(Collected data entries)
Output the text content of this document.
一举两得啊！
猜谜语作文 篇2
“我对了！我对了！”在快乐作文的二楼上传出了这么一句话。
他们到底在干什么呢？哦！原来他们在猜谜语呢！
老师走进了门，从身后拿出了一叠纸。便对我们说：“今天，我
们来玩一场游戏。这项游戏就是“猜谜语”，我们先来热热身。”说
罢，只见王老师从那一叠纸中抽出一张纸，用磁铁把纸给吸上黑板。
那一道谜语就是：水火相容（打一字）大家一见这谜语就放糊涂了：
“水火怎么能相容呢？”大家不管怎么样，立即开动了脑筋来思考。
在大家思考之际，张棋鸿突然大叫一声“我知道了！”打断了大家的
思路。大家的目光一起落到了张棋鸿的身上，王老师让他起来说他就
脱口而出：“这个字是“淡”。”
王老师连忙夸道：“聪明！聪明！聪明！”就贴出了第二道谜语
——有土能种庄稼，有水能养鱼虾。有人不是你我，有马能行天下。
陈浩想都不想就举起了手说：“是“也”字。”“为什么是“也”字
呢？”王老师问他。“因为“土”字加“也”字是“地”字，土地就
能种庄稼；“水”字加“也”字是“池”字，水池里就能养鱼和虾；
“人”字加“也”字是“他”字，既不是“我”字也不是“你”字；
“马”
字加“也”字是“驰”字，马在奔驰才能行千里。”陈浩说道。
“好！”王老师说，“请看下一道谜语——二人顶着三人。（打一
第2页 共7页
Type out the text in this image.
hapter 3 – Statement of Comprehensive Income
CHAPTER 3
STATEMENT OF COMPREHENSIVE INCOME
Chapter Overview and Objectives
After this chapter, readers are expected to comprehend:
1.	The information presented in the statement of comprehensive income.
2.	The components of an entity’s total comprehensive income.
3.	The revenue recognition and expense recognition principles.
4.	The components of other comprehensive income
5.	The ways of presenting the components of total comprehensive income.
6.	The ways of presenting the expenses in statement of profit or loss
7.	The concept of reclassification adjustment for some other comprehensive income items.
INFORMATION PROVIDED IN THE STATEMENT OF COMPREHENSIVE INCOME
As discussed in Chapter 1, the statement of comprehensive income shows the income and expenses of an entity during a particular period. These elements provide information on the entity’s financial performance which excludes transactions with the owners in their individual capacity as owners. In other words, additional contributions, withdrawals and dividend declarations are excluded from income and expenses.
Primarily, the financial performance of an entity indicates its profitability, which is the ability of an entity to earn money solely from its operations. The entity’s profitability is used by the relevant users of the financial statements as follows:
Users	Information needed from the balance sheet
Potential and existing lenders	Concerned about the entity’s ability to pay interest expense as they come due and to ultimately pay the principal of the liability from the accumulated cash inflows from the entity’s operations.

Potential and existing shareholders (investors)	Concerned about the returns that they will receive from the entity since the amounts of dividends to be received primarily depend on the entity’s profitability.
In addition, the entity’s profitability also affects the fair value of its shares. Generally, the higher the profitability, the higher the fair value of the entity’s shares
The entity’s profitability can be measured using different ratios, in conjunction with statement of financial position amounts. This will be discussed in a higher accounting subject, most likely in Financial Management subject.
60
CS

• _Directions for this task_
Within the listing above, find every line containing the string "amounts" and return it.

• _Answer to this exercise_
Potential and existing shareholders (investors)	Concerned about the returns that they will receive from the entity since the amounts of dividends to be received primarily depend on the entity’s profitability.
The entity’s profitability can be measured using different ratios, in conjunction with statement of financial position amounts. This will be discussed in a higher accounting subject, most likely in Financial Management subject.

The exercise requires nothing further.